━━━━━ ITEMS

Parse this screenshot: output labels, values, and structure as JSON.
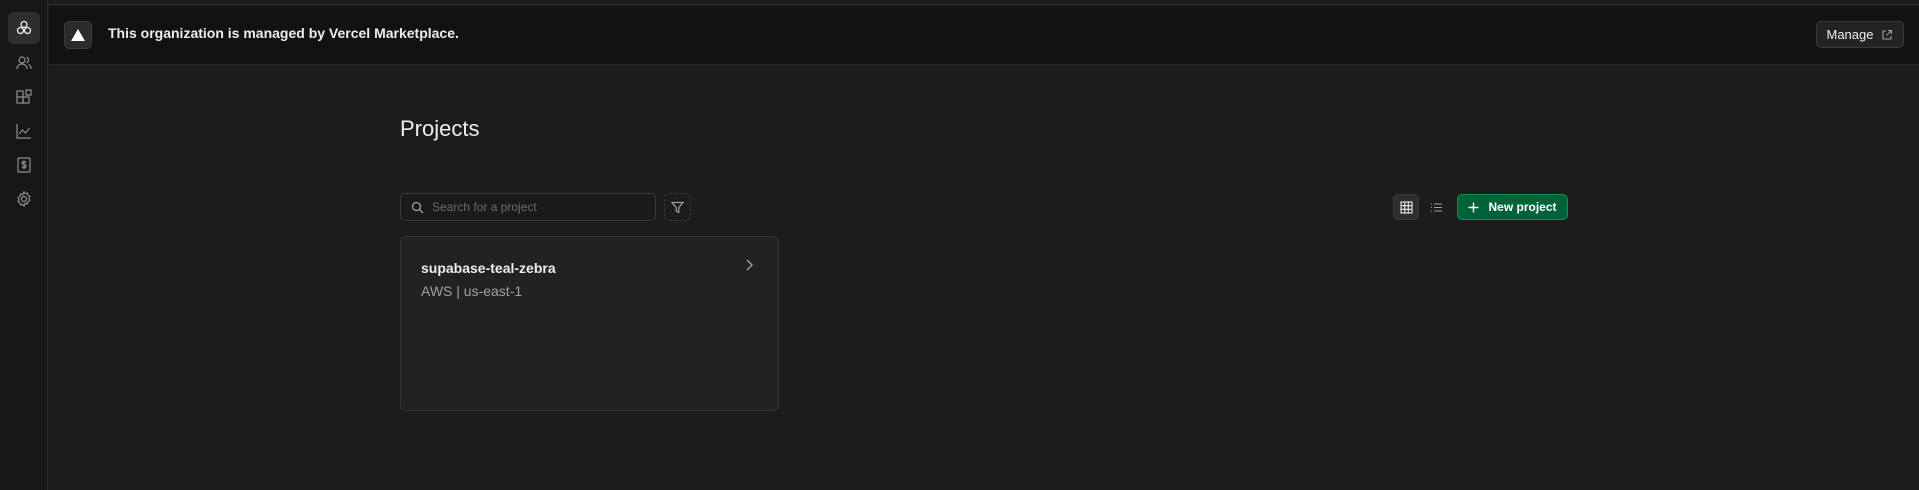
{
  "sidebar": {
    "items": [
      {
        "name": "projects",
        "icon": "projects-icon",
        "active": true
      },
      {
        "name": "team",
        "icon": "team-icon",
        "active": false
      },
      {
        "name": "integrations",
        "icon": "integrations-icon",
        "active": false
      },
      {
        "name": "usage",
        "icon": "usage-chart-icon",
        "active": false
      },
      {
        "name": "billing",
        "icon": "billing-icon",
        "active": false
      },
      {
        "name": "settings",
        "icon": "gear-icon",
        "active": false
      }
    ]
  },
  "banner": {
    "text": "This organization is managed by Vercel Marketplace.",
    "manage_label": "Manage",
    "logo_icon": "vercel-triangle-icon"
  },
  "main": {
    "title": "Projects",
    "search": {
      "placeholder": "Search for a project",
      "value": ""
    },
    "filter_icon": "filter-icon",
    "view_modes": [
      "grid",
      "list"
    ],
    "active_view": "grid",
    "new_project_label": "New project",
    "projects": [
      {
        "name": "supabase-teal-zebra",
        "region": "AWS | us-east-1"
      }
    ]
  },
  "colors": {
    "background": "#1c1c1c",
    "sidebar": "#171717",
    "banner": "#121212",
    "accent_green": "#006239",
    "card": "#222222"
  }
}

━━━━━━━━━━

## REQUEST
Write down every line of the data above that includes the string "integrations".

## CORRECT OUTPUT
        "name": "integrations",
        "icon": "integrations-icon",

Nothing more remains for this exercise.